大蒜新素治疗小鼠巨细胞病毒性心肌炎作用研究

Allitridin treatment of cytomegalovirus-induced myocarditis in mice and its role in anti-cytomegalovirus mechanisms

目的探讨大蒜新素对小鼠巨细胞病毒(MCMV)性心肌炎治疗作用及其抗CMV机制。方法60只BALB/c小鼠随机分成大蒜新素治疗组(20只)、安慰剂组(20只)和正常对照组(20只)。大蒜新素治疗组接种MCMVK181后24h开始用大蒜新素一般剂量(25mg/kg)腹腔注射,每天1次,共14d;安慰剂组和正常对照组仅用等量生理盐水。各组分别于治疗后第3、5、7、14天各处死5只小鼠,观察小鼠心肌组织病理损害;用双抗体夹心ELISA法检测小鼠心肌组织细胞因子IFNγ表达水平;用RTPCR方法检测小鼠脾核转录因子TbetmRNA表达强度。结果MCMV感染下调小鼠TbetmRNA和TH1类细胞因子IFNγ的表达(P<0.01);大蒜新素能诱导MCMV性心肌炎模型小鼠转录因子TbetmRNA和细胞因子IFNγ的表达显著增加(P<0.01),并显著改善MCMV感染小鼠心肌组织病理损害(P<0.05)。结论大蒜新素通过上调转录因子TbetmRNA表达进而促进TH1类细胞因子IFNγ分泌,诱导和促进TH1优势应答反应,增强机体特异性细胞免疫功能而发挥抗MCMV作用。

** 所给数据 **
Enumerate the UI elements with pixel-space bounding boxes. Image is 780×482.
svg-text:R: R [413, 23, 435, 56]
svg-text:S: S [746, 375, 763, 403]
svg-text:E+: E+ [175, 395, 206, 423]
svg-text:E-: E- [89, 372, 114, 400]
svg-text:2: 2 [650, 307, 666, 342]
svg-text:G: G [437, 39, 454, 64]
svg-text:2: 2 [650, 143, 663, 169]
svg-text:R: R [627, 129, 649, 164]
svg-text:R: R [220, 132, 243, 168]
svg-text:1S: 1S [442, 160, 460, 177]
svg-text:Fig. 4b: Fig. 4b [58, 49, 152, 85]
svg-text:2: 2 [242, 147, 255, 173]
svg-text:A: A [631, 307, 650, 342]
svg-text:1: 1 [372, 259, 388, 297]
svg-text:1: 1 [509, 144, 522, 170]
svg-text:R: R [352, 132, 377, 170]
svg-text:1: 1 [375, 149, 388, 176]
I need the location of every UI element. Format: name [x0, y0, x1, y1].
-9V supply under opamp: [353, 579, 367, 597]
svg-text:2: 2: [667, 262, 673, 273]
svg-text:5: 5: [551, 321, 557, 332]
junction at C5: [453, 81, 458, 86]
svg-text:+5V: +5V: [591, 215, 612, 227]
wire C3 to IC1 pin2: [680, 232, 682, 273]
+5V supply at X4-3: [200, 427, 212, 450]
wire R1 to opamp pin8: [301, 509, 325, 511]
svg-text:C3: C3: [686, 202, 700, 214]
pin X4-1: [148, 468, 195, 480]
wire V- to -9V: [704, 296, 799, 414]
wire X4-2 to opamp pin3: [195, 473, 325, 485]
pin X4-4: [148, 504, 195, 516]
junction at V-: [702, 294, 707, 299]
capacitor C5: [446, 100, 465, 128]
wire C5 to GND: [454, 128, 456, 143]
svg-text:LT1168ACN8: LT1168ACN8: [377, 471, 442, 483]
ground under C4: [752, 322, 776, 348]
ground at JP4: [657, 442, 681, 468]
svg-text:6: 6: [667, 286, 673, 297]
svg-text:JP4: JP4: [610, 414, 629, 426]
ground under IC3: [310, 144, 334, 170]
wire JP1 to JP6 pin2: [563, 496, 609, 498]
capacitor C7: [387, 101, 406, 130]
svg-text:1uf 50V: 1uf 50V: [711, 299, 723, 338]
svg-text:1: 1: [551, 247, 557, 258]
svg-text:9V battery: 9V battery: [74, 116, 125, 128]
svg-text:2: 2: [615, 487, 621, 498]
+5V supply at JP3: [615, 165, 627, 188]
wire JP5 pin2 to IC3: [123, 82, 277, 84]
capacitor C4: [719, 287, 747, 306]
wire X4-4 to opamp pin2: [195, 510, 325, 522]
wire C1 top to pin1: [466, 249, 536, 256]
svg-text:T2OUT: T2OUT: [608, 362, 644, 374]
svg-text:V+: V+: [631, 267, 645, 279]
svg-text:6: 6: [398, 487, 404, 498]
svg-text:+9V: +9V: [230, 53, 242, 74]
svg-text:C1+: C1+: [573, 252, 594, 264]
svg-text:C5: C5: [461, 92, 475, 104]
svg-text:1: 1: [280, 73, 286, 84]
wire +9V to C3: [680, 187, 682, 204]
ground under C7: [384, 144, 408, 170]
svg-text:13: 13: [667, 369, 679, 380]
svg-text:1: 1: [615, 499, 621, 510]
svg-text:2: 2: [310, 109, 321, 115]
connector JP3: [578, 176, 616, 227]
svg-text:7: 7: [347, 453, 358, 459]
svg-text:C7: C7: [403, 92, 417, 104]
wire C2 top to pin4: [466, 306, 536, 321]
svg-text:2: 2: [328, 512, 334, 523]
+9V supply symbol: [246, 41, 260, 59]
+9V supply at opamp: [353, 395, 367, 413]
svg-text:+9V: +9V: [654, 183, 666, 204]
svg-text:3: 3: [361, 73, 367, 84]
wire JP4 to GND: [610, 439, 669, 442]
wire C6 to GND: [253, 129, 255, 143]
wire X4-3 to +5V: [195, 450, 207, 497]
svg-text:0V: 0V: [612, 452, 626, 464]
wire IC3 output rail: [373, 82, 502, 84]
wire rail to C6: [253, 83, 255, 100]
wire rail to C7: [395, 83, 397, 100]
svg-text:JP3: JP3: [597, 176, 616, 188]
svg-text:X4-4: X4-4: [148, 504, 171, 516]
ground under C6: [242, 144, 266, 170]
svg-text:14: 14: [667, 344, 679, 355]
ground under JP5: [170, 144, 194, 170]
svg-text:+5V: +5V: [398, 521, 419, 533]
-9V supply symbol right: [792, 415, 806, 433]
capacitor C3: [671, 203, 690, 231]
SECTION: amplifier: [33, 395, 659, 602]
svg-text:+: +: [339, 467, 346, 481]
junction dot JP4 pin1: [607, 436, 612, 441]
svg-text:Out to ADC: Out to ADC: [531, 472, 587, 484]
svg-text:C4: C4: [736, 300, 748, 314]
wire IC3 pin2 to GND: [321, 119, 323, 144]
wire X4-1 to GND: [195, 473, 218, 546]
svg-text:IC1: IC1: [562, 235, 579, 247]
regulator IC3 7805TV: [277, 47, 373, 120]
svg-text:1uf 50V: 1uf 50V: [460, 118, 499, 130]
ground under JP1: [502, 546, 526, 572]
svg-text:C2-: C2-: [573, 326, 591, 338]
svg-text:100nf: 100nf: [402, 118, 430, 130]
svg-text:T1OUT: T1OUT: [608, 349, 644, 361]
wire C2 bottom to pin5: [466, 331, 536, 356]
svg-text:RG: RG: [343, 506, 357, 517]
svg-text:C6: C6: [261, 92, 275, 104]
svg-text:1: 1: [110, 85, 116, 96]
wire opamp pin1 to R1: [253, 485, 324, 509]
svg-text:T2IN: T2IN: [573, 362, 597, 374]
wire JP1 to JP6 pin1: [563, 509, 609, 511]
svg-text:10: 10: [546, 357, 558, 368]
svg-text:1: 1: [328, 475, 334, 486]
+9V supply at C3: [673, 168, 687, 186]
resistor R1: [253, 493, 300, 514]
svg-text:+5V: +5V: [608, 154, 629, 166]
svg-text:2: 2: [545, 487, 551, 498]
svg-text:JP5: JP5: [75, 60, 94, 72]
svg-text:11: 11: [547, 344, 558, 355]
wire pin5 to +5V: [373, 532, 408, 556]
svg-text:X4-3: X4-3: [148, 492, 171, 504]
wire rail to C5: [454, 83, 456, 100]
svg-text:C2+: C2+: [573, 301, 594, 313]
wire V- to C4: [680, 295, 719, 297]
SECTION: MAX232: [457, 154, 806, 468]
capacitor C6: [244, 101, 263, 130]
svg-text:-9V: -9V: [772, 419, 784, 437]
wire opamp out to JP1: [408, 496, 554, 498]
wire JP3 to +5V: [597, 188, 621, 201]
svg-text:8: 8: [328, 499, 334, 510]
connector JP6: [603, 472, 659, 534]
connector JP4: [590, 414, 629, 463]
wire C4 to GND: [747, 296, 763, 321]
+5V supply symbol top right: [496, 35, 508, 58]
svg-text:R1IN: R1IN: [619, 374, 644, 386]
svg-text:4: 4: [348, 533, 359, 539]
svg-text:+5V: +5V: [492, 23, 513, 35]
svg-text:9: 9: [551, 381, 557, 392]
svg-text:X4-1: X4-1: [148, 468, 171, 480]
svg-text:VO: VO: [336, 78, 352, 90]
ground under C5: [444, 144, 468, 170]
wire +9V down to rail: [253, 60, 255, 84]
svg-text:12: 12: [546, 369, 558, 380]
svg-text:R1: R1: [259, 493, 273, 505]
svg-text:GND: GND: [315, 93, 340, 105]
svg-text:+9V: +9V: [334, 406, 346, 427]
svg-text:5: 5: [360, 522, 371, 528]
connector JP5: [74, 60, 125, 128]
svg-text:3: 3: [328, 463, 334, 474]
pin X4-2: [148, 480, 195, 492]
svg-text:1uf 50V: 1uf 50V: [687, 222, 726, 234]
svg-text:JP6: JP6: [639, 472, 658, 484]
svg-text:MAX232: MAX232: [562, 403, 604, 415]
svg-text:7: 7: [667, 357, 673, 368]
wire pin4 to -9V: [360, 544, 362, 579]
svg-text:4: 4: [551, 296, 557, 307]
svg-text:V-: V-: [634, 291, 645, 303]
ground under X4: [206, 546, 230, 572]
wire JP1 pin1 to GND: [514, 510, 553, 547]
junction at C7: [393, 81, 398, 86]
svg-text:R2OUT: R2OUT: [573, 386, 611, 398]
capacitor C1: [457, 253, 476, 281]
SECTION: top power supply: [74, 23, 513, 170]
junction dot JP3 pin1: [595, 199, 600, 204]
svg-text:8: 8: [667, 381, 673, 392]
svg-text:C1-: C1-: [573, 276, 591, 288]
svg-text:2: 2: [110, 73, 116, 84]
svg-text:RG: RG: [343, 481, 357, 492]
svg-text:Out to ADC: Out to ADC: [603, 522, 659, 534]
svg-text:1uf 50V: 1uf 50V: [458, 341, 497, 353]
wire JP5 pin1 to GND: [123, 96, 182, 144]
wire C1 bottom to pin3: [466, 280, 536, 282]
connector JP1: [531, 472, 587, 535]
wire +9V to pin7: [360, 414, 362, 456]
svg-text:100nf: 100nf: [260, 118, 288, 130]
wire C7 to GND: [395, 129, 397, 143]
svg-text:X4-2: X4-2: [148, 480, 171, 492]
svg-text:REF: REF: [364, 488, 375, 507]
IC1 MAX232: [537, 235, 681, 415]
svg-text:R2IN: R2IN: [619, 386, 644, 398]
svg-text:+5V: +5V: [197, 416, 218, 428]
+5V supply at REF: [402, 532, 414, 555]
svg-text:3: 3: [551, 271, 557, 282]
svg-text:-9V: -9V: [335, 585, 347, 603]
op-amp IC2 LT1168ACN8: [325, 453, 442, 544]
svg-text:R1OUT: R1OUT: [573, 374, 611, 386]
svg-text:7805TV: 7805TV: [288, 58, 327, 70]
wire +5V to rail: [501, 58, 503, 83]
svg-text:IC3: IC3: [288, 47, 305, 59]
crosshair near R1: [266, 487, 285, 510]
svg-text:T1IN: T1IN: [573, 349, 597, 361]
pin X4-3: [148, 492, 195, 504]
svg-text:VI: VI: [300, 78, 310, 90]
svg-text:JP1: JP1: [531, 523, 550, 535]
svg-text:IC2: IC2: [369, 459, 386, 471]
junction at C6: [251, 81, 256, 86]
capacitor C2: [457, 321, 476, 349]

** 练习任务 **
**1)** 根据大蒜新素研究摘要，用一到三句话说明大蒜新素是怎样发挥抗MCMV作用的。
**2)** 请照原文抄录大蒜新素研究摘要中从“Allitridin treatment of”到“疫功能而发挥抗MCMV作用。”的部分。
这些行取自另外的来源。

** 练习结果 **
**1)** 大蒜新素上调转录因子TbetmRNA的表达，进而促进TH1类细胞因子IFNγ的分泌。这样它诱导和促进TH1优势应答反应，增强机体特异性细胞免疫功能，从而发挥抗MCMV作用。

**2)**
Allitridin treatment of cytomegalovirus-induced myocarditis in mice and its role in anti-cytomegalovirus mechanisms

目的探讨大蒜新素对小鼠巨细胞病毒(MCMV)性心肌炎治疗作用及其抗CMV机制。方法60只BALB/c小鼠随机分成大蒜新素治疗组(20只)、安慰剂组(20只)和正常对照组(20只)。大蒜新素治疗组接种MCMVK181后24h开始用大蒜新素一般剂量(25mg/kg)腹腔注射,每天1次,共14d;安慰剂组和正常对照组仅用等量生理盐水。各组分别于治疗后第3、5、7、14天各处死5只小鼠,观察小鼠心肌组织病理损害;用双抗体夹心ELISA法检测小鼠心肌组织细胞因子IFNγ表达水平;用RTPCR方法检测小鼠脾核转录因子TbetmRNA表达强度。结果MCMV感染下调小鼠TbetmRNA和TH1类细胞因子IFNγ的表达(P<0.01);大蒜新素能诱导MCMV性心肌炎模型小鼠转录因子TbetmRNA和细胞因子IFNγ的表达显著增加(P<0.01),并显著改善MCMV感染小鼠心肌组织病理损害(P<0.05)。结论大蒜新素通过上调转录因子TbetmRNA表达进而促进TH1类细胞因子IFNγ分泌,诱导和促进TH1优势应答反应,增强机体特异性细胞免疫功能而发挥抗MCMV作用。